◆ Provided material
══════
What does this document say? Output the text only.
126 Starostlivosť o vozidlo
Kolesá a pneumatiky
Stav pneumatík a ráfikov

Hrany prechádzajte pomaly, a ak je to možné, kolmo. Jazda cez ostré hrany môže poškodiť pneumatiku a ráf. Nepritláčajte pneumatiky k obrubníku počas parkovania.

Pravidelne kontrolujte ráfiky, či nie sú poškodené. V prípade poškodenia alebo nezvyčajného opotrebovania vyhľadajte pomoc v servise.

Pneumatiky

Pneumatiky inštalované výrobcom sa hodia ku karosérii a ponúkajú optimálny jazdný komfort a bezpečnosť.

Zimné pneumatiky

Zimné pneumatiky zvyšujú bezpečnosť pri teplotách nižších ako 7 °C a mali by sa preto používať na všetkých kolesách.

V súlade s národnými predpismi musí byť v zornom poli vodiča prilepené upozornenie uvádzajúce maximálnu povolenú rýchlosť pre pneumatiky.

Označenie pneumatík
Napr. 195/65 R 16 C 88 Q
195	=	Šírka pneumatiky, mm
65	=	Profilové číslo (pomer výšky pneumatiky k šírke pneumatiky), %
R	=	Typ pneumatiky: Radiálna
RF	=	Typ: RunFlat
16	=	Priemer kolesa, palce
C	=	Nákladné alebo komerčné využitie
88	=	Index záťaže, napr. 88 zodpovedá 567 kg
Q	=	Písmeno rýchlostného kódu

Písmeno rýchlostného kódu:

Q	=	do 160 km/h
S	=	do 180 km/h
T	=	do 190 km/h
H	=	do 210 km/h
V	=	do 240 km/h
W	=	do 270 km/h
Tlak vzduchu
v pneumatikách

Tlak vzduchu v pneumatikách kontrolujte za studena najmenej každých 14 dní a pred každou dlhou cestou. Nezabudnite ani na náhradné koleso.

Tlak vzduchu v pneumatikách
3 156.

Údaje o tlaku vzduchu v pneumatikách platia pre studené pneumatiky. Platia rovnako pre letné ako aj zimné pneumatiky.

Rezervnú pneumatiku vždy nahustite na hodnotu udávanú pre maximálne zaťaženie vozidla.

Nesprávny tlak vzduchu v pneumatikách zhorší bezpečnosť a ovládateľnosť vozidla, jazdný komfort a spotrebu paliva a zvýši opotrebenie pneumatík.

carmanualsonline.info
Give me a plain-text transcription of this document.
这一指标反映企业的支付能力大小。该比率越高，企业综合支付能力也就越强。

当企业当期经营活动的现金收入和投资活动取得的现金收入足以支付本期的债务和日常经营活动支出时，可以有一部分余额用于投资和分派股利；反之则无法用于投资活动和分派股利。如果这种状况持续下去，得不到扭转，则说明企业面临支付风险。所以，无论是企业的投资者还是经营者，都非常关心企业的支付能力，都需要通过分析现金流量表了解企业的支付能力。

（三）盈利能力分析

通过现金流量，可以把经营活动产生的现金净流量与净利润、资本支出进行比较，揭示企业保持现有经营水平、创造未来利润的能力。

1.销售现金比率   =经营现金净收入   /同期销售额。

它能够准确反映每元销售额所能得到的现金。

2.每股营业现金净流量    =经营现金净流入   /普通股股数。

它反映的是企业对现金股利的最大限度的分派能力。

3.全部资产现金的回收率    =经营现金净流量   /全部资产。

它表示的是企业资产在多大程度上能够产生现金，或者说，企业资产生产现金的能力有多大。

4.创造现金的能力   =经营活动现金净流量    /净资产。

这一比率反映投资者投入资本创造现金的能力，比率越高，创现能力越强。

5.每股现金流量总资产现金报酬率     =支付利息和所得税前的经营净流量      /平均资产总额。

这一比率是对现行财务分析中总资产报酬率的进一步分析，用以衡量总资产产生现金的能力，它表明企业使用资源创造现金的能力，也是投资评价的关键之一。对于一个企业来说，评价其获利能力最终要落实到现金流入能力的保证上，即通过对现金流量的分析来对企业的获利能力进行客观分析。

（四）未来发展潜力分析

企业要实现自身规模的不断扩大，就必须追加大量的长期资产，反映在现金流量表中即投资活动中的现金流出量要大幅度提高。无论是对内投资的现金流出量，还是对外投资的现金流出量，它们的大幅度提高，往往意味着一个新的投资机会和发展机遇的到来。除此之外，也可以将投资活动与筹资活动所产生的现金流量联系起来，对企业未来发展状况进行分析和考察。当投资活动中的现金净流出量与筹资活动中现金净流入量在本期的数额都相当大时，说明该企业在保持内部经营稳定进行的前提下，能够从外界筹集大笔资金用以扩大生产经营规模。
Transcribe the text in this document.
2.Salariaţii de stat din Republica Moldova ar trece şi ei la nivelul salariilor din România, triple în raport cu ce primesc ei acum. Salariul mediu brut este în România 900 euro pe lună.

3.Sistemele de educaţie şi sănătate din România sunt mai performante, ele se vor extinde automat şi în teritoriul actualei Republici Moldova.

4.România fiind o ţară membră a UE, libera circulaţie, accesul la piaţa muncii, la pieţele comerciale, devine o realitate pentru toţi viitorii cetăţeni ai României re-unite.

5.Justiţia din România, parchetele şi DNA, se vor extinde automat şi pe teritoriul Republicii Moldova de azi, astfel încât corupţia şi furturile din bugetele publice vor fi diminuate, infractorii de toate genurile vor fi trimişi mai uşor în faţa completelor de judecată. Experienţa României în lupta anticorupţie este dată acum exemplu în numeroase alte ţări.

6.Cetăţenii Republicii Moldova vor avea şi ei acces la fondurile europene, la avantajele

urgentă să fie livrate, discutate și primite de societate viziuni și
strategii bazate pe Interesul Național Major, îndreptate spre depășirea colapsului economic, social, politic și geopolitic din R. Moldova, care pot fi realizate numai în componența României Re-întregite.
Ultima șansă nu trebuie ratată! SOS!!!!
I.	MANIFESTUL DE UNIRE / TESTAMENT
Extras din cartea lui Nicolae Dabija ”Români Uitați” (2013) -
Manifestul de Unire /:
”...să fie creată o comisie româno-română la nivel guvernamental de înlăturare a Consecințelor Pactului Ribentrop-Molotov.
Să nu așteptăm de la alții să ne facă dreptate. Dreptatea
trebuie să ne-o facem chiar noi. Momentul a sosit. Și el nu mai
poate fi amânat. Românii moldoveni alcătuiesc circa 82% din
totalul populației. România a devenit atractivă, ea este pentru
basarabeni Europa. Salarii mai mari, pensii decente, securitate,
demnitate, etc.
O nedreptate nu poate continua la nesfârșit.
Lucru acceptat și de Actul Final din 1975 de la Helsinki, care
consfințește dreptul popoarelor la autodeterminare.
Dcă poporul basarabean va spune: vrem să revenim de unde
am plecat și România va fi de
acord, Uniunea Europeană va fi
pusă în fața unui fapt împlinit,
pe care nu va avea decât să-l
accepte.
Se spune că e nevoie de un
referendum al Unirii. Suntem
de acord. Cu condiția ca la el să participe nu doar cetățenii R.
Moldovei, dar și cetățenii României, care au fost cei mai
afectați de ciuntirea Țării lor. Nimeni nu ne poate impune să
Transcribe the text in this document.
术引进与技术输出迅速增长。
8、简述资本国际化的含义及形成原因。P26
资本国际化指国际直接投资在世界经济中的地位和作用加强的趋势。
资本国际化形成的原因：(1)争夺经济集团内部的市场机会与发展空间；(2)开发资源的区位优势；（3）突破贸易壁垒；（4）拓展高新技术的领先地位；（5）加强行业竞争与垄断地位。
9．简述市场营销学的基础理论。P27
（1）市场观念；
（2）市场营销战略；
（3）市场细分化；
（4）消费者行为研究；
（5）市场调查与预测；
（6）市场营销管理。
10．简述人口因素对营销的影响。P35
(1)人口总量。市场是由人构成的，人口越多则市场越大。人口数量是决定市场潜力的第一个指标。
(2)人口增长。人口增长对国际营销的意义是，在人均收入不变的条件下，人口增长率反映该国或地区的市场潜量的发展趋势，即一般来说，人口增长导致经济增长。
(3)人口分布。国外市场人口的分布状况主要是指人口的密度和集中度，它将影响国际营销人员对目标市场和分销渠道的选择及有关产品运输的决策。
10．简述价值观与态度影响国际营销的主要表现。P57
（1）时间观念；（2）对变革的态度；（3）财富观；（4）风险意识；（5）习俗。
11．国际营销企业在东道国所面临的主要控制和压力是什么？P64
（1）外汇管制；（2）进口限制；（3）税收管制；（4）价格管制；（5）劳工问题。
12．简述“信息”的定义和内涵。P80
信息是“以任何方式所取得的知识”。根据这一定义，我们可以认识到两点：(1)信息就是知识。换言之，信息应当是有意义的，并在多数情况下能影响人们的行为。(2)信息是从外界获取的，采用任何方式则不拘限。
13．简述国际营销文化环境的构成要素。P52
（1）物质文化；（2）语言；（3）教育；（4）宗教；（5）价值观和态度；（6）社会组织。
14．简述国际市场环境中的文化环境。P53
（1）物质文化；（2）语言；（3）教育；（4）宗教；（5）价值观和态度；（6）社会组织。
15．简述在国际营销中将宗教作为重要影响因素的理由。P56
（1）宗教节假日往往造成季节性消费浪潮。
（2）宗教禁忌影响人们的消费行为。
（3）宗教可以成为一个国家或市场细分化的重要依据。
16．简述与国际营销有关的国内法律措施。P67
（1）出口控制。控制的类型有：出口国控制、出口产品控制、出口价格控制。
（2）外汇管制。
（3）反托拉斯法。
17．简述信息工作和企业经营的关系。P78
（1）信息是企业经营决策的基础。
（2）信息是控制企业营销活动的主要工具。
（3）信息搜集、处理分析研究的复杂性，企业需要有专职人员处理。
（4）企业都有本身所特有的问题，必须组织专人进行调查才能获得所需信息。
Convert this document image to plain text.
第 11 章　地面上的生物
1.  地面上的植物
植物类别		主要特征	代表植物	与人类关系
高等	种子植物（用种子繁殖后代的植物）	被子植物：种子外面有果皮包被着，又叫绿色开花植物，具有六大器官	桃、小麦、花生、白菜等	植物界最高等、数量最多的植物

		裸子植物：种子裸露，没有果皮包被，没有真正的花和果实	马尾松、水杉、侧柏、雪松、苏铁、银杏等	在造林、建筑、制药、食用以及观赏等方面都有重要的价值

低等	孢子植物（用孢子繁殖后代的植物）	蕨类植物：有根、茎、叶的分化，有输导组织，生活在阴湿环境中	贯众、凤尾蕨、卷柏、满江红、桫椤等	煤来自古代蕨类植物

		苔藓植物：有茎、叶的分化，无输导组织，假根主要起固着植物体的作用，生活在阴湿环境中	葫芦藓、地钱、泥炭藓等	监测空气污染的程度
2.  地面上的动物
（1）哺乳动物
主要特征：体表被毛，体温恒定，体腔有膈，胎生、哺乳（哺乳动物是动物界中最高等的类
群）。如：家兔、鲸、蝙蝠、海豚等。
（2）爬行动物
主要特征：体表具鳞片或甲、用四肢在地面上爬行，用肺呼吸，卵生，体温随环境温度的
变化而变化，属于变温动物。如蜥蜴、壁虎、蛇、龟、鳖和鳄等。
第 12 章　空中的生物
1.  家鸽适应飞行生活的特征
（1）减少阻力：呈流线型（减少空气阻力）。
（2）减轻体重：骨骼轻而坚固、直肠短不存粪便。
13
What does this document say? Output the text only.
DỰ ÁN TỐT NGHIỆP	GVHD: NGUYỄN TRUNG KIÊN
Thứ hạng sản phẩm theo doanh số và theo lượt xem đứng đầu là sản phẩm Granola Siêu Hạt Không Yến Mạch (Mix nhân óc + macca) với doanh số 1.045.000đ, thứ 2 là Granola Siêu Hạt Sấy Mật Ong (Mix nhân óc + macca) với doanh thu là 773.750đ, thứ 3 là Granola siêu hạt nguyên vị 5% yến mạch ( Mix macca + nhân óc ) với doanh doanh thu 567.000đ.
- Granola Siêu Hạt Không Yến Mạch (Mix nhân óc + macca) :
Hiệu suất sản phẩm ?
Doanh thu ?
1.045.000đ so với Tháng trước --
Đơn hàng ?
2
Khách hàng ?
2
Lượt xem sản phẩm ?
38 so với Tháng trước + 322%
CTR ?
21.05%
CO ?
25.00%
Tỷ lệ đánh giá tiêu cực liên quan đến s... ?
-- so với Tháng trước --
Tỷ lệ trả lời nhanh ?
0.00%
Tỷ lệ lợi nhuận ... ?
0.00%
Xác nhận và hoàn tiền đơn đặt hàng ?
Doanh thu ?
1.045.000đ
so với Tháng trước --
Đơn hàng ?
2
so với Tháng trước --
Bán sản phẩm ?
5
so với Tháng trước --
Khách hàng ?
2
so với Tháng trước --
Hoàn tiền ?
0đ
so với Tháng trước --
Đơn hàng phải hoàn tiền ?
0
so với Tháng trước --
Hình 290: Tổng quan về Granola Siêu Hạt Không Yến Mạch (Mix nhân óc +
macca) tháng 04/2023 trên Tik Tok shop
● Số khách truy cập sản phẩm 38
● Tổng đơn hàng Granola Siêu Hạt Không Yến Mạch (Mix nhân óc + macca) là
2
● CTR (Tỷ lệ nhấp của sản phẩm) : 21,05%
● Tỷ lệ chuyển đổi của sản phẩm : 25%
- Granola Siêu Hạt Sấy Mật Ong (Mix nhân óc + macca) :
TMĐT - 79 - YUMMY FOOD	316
══════
List every line from the entries above in which "pneumatík" appears.

◆ Complete answer
Stav pneumatík a ráfikov
Označenie pneumatík
Nesprávny tlak vzduchu v pneumatikách zhorší bezpečnosť a ovládateľnosť vozidla, jazdný komfort a spotrebu paliva a zvýši opotrebenie pneumatík.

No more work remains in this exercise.